Extracted text:
══════════

On September 7, 1991, the German research vessel Polarstern and the Swedish icebreaker Oden reached the North Pole as the first conventional powered vessels.[40] Both scientific parties and crew took oceanographic and geological samples and had a common tug of war and a football game on an ice floe. Polarstern again reached the pole exactly 10 years later[41] with the Healy.

21st century

USS Charlotte at the North Pole in 2005

In recent years, journeys to the North Pole by air (landing by helicopter or on a runway prepared on the ice) or by icebreaker have become relatively routine, and are even available to small groups of tourists through adventure holiday companies. Parachute jumps have frequently been made onto the North Pole in recent years. The temporary seasonal Russian camp of Barneo has been established by air a short distance from the Pole annually since 2002, and caters for scientific researchers as well as tourist parties. Trips from the camp to the Pole itself may be arranged overland or by helicopter.

The first attempt at underwater exploration of the North Pole was made on April 22, 1998 by Russian firefighter and diver Andrei Rozhkov with the support of the Diving Club of Moscow State University, but ended in fatality. The next attempted dive at the North Pole was organized the next year by the same diving club, and ended in success on April 24, 1999. The divers were Michael Wolff (Austria), Brett Cormick (UK), and Bob Wass (USA).[42]

In 2005, the United States Navy submarine USS Charlotte (SSN-766) surfaced through 155 cm (61 in) of ice at the North Pole and spent 18 hours there.[43]

In July 2007, British endurance swimmer Lewis Gordon Pugh completed a 1 km (0.62 mi) swim at the North Pole. His feat, undertaken to highlight the effects of climate change, took place in clear water that had opened up between the ice floes.[44] His later attempt to paddle a kayak to the North Pole in late 2008, following the erroneous prediction of clear water to the Pole, was stymied when his expedition found itself stuck in thick ice after only three days. The expedition was then abandoned.

══════════

Spatial annotation records
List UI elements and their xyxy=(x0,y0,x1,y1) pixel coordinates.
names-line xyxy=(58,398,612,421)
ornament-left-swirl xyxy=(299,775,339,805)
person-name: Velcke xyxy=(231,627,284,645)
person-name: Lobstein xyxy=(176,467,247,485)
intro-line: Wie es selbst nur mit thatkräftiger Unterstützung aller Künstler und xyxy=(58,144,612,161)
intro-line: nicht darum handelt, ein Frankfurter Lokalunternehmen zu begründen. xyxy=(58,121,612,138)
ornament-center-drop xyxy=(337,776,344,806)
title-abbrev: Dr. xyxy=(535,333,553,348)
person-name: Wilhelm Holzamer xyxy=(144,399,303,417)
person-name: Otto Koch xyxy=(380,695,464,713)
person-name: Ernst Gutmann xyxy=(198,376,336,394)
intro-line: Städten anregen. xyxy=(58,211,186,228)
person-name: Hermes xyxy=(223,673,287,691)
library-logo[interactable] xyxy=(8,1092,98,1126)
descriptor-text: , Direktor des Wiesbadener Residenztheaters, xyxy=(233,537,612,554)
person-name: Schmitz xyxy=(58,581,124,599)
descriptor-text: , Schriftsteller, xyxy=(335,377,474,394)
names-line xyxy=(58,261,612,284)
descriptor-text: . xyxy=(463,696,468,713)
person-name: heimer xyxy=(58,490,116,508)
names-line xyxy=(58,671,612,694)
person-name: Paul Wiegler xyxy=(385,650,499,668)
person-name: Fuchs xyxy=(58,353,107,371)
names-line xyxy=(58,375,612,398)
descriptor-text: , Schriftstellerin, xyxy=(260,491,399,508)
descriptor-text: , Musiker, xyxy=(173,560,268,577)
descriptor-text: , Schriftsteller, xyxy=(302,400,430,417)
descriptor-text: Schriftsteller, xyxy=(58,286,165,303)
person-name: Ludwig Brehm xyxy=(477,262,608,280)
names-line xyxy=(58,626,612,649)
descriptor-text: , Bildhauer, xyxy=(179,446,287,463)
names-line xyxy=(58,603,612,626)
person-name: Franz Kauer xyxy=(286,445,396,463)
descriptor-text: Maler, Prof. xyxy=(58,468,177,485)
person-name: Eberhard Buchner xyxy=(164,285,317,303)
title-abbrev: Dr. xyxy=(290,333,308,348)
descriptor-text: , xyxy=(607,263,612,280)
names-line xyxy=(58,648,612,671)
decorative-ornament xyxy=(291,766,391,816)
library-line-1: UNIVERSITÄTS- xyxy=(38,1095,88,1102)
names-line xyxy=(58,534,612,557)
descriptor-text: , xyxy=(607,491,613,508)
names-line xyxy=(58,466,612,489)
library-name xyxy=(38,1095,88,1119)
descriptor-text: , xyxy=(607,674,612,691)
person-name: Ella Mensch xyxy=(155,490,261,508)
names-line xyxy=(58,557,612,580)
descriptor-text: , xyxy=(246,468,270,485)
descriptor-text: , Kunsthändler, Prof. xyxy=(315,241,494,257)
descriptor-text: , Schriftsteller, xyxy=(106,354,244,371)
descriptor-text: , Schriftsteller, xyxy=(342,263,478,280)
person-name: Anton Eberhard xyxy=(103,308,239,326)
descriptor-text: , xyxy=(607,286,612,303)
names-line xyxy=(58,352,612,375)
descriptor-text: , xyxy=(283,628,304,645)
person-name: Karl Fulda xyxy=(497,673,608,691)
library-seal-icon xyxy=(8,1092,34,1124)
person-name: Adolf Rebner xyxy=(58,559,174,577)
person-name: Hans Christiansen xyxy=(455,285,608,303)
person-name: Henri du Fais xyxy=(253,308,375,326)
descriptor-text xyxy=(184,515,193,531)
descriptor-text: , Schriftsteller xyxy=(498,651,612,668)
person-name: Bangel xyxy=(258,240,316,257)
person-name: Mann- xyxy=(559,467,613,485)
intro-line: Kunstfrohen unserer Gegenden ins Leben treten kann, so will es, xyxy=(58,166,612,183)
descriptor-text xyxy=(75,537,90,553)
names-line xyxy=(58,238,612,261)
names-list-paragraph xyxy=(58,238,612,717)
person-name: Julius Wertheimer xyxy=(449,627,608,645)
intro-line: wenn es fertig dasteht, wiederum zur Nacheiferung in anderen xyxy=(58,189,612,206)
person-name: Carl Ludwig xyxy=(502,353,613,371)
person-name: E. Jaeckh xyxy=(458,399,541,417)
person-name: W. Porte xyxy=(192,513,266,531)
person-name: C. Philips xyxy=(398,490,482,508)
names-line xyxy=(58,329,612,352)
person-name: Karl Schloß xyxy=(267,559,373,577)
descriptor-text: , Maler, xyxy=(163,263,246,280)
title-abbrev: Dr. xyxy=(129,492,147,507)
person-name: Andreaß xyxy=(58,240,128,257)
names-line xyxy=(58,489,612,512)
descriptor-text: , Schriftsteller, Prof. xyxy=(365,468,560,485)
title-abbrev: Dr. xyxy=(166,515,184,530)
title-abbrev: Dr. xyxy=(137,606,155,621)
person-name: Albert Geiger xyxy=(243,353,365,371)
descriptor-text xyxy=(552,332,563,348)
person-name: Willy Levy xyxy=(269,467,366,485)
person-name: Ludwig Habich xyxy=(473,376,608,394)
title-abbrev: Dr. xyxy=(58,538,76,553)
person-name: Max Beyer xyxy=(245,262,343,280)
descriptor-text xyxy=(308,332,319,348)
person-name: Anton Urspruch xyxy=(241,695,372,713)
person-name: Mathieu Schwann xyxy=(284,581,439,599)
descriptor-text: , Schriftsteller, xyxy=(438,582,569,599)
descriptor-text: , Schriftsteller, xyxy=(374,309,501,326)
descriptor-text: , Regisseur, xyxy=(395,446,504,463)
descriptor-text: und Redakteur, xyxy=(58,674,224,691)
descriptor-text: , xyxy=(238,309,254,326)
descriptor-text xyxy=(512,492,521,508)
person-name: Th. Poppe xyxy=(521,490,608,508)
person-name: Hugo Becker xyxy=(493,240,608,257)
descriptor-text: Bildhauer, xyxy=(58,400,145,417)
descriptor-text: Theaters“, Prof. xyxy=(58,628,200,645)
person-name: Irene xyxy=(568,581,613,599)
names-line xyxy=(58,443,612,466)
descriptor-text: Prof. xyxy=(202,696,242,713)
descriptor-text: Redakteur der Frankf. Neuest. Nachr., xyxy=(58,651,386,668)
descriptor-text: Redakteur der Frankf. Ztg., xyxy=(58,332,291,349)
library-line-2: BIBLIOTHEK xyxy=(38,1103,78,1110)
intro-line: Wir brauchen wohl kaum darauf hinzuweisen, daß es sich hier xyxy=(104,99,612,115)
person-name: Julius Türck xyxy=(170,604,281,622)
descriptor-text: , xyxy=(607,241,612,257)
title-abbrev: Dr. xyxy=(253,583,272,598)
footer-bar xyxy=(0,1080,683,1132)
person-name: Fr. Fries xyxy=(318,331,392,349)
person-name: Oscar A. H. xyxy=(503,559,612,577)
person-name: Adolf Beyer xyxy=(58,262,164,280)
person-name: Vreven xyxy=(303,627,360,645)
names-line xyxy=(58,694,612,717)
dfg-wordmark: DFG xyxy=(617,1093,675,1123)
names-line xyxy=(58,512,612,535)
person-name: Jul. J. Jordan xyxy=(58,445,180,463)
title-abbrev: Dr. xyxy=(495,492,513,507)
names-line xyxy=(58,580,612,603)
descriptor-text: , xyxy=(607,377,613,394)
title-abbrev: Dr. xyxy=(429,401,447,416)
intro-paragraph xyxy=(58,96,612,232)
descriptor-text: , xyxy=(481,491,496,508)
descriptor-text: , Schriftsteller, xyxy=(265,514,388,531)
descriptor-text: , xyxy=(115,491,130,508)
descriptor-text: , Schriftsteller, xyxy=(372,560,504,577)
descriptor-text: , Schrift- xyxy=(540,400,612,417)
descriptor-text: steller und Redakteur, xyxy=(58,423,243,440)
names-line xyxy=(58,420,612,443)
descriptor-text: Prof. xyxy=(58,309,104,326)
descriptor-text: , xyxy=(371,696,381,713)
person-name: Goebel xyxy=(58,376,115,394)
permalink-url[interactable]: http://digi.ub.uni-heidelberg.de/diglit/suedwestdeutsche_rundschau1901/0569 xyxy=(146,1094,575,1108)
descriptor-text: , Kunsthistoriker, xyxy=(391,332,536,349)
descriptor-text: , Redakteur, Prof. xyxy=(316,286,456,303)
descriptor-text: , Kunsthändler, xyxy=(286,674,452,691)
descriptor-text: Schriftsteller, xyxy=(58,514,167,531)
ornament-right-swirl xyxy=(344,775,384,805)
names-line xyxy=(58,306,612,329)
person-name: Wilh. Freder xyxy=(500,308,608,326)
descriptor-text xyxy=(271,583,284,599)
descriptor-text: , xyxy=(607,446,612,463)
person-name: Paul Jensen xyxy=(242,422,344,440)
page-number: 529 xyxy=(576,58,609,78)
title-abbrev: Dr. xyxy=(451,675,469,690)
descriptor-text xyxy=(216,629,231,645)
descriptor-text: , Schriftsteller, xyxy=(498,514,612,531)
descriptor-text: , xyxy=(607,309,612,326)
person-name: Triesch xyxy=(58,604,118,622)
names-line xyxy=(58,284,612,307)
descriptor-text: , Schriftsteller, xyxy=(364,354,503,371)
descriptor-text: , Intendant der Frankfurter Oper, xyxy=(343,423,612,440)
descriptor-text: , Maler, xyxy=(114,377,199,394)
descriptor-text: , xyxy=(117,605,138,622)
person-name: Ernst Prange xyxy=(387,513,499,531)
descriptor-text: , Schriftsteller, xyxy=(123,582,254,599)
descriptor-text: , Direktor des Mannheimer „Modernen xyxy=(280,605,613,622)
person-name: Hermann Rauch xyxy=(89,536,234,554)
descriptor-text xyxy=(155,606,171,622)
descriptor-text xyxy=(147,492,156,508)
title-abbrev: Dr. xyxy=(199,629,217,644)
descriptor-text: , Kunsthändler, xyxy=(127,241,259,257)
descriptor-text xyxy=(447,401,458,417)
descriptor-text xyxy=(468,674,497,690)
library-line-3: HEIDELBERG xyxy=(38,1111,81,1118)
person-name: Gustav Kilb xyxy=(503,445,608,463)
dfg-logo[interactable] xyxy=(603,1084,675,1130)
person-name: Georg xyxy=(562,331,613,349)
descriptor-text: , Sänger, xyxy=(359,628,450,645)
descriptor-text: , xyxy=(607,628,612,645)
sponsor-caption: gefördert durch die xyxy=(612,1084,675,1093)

══════════

Tasks to carry out:
1 > According to the North Pole text, how thick was the ice that USS Charlotte surfaced through in 2005?
2 > Duplicate the records from their first line through the line holding "person-name: Schmitz xyxy=(58,581,124,599)", both ends included.

Answers:
1 > 155 cm (61 in)

2 >
List UI elements and their xyxy=(x0,y0,x1,y1) pixel coordinates.
names-line xyxy=(58,398,612,421)
ornament-left-swirl xyxy=(299,775,339,805)
person-name: Velcke xyxy=(231,627,284,645)
person-name: Lobstein xyxy=(176,467,247,485)
intro-line: Wie es selbst nur mit thatkräftiger Unterstützung aller Künstler und xyxy=(58,144,612,161)
intro-line: nicht darum handelt, ein Frankfurter Lokalunternehmen zu begründen. xyxy=(58,121,612,138)
ornament-center-drop xyxy=(337,776,344,806)
title-abbrev: Dr. xyxy=(535,333,553,348)
person-name: Wilhelm Holzamer xyxy=(144,399,303,417)
person-name: Otto Koch xyxy=(380,695,464,713)
person-name: Ernst Gutmann xyxy=(198,376,336,394)
intro-line: Städten anregen. xyxy=(58,211,186,228)
person-name: Hermes xyxy=(223,673,287,691)
library-logo[interactable] xyxy=(8,1092,98,1126)
descriptor-text: , Direktor des Wiesbadener Residenztheaters, xyxy=(233,537,612,554)
person-name: Schmitz xyxy=(58,581,124,599)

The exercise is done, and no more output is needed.